*** Extracted material

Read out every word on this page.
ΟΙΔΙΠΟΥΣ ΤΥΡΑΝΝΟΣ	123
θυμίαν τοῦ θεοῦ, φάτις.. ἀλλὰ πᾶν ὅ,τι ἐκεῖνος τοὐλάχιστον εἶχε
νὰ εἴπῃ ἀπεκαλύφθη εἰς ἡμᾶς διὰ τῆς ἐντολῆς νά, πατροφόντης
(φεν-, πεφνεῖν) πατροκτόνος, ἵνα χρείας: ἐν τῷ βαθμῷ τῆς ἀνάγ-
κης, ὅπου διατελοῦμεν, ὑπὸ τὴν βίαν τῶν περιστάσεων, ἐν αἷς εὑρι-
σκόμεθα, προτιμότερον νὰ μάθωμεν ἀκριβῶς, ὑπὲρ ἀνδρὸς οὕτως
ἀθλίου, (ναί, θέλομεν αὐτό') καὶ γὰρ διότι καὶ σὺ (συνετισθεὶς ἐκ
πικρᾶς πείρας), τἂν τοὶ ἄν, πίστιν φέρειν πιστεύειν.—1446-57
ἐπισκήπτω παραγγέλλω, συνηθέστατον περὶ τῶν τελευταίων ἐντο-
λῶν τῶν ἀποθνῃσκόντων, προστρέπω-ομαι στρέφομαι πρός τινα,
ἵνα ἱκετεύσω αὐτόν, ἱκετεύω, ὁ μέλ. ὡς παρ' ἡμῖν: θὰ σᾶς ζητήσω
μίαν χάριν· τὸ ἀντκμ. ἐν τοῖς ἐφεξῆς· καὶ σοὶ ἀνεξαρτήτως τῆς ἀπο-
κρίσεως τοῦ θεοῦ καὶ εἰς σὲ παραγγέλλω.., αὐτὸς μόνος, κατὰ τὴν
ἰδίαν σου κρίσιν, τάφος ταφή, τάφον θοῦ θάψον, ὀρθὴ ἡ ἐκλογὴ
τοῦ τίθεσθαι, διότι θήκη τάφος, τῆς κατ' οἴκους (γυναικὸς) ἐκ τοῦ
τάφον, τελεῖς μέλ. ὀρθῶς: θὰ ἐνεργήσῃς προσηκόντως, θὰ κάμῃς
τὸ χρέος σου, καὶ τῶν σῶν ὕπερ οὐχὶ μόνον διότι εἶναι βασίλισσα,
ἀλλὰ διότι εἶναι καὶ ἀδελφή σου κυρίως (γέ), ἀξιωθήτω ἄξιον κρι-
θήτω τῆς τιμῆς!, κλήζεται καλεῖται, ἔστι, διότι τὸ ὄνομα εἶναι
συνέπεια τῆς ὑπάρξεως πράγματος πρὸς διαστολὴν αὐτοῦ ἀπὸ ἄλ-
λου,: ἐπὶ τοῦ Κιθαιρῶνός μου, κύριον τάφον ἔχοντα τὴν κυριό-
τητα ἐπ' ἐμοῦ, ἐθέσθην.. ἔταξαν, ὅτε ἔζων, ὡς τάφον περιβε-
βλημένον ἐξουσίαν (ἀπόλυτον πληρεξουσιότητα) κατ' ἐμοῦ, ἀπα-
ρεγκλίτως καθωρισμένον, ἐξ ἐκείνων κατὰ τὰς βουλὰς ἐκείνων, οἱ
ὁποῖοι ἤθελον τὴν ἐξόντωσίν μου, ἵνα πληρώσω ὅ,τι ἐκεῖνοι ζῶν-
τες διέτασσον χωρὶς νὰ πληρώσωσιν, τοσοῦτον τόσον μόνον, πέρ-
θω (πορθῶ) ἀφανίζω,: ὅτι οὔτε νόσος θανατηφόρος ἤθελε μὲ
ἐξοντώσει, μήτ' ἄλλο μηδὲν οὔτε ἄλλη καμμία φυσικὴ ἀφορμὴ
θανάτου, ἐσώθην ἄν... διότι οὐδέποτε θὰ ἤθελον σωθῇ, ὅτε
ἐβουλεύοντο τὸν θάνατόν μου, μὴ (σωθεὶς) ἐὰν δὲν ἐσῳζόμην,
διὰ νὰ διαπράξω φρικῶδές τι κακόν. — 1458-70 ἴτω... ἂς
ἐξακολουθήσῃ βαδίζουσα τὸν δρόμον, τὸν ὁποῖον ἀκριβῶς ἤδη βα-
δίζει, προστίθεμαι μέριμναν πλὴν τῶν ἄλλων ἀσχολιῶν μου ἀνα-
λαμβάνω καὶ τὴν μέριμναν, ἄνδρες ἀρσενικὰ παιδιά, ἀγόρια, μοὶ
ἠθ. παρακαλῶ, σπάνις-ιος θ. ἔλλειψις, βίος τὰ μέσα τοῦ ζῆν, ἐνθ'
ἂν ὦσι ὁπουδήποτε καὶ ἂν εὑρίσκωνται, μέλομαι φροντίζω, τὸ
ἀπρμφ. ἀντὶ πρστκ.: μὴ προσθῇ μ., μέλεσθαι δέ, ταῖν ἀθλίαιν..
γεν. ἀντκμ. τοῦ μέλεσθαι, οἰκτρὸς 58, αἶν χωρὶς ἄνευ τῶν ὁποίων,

******

* Written instruction: Your task is to transcribe the listing above in full, exactly as given.

* Result for this exercise:
Read out every word on this page.
ΟΙΔΙΠΟΥΣ ΤΥΡΑΝΝΟΣ	123
θυμίαν τοῦ θεοῦ, φάτις.. ἀλλὰ πᾶν ὅ,τι ἐκεῖνος τοὐλάχιστον εἶχε
νὰ εἴπῃ ἀπεκαλύφθη εἰς ἡμᾶς διὰ τῆς ἐντολῆς νά, πατροφόντης
(φεν-, πεφνεῖν) πατροκτόνος, ἵνα χρείας: ἐν τῷ βαθμῷ τῆς ἀνάγ-
κης, ὅπου διατελοῦμεν, ὑπὸ τὴν βίαν τῶν περιστάσεων, ἐν αἷς εὑρι-
σκόμεθα, προτιμότερον νὰ μάθωμεν ἀκριβῶς, ὑπὲρ ἀνδρὸς οὕτως
ἀθλίου, (ναί, θέλομεν αὐτό') καὶ γὰρ διότι καὶ σὺ (συνετισθεὶς ἐκ
πικρᾶς πείρας), τἂν τοὶ ἄν, πίστιν φέρειν πιστεύειν.—1446-57
ἐπισκήπτω παραγγέλλω, συνηθέστατον περὶ τῶν τελευταίων ἐντο-
λῶν τῶν ἀποθνῃσκόντων, προστρέπω-ομαι στρέφομαι πρός τινα,
ἵνα ἱκετεύσω αὐτόν, ἱκετεύω, ὁ μέλ. ὡς παρ' ἡμῖν: θὰ σᾶς ζητήσω
μίαν χάριν· τὸ ἀντκμ. ἐν τοῖς ἐφεξῆς· καὶ σοὶ ἀνεξαρτήτως τῆς ἀπο-
κρίσεως τοῦ θεοῦ καὶ εἰς σὲ παραγγέλλω.., αὐτὸς μόνος, κατὰ τὴν
ἰδίαν σου κρίσιν, τάφος ταφή, τάφον θοῦ θάψον, ὀρθὴ ἡ ἐκλογὴ
τοῦ τίθεσθαι, διότι θήκη τάφος, τῆς κατ' οἴκους (γυναικὸς) ἐκ τοῦ
τάφον, τελεῖς μέλ. ὀρθῶς: θὰ ἐνεργήσῃς προσηκόντως, θὰ κάμῃς
τὸ χρέος σου, καὶ τῶν σῶν ὕπερ οὐχὶ μόνον διότι εἶναι βασίλισσα,
ἀλλὰ διότι εἶναι καὶ ἀδελφή σου κυρίως (γέ), ἀξιωθήτω ἄξιον κρι-
θήτω τῆς τιμῆς!, κλήζεται καλεῖται, ἔστι, διότι τὸ ὄνομα εἶναι
συνέπεια τῆς ὑπάρξεως πράγματος πρὸς διαστολὴν αὐτοῦ ἀπὸ ἄλ-
λου,: ἐπὶ τοῦ Κιθαιρῶνός μου, κύριον τάφον ἔχοντα τὴν κυριό-
τητα ἐπ' ἐμοῦ, ἐθέσθην.. ἔταξαν, ὅτε ἔζων, ὡς τάφον περιβε-
βλημένον ἐξουσίαν (ἀπόλυτον πληρεξουσιότητα) κατ' ἐμοῦ, ἀπα-
ρεγκλίτως καθωρισμένον, ἐξ ἐκείνων κατὰ τὰς βουλὰς ἐκείνων, οἱ
ὁποῖοι ἤθελον τὴν ἐξόντωσίν μου, ἵνα πληρώσω ὅ,τι ἐκεῖνοι ζῶν-
τες διέτασσον χωρὶς νὰ πληρώσωσιν, τοσοῦτον τόσον μόνον, πέρ-
θω (πορθῶ) ἀφανίζω,: ὅτι οὔτε νόσος θανατηφόρος ἤθελε μὲ
ἐξοντώσει, μήτ' ἄλλο μηδὲν οὔτε ἄλλη καμμία φυσικὴ ἀφορμὴ
θανάτου, ἐσώθην ἄν... διότι οὐδέποτε θὰ ἤθελον σωθῇ, ὅτε
ἐβουλεύοντο τὸν θάνατόν μου, μὴ (σωθεὶς) ἐὰν δὲν ἐσῳζόμην,
διὰ νὰ διαπράξω φρικῶδές τι κακόν. — 1458-70 ἴτω... ἂς
ἐξακολουθήσῃ βαδίζουσα τὸν δρόμον, τὸν ὁποῖον ἀκριβῶς ἤδη βα-
δίζει, προστίθεμαι μέριμναν πλὴν τῶν ἄλλων ἀσχολιῶν μου ἀνα-
λαμβάνω καὶ τὴν μέριμναν, ἄνδρες ἀρσενικὰ παιδιά, ἀγόρια, μοὶ
ἠθ. παρακαλῶ, σπάνις-ιος θ. ἔλλειψις, βίος τὰ μέσα τοῦ ζῆν, ἐνθ'
ἂν ὦσι ὁπουδήποτε καὶ ἂν εὑρίσκωνται, μέλομαι φροντίζω, τὸ
ἀπρμφ. ἀντὶ πρστκ.: μὴ προσθῇ μ., μέλεσθαι δέ, ταῖν ἀθλίαιν..
γεν. ἀντκμ. τοῦ μέλεσθαι, οἰκτρὸς 58, αἶν χωρὶς ἄνευ τῶν ὁποίων,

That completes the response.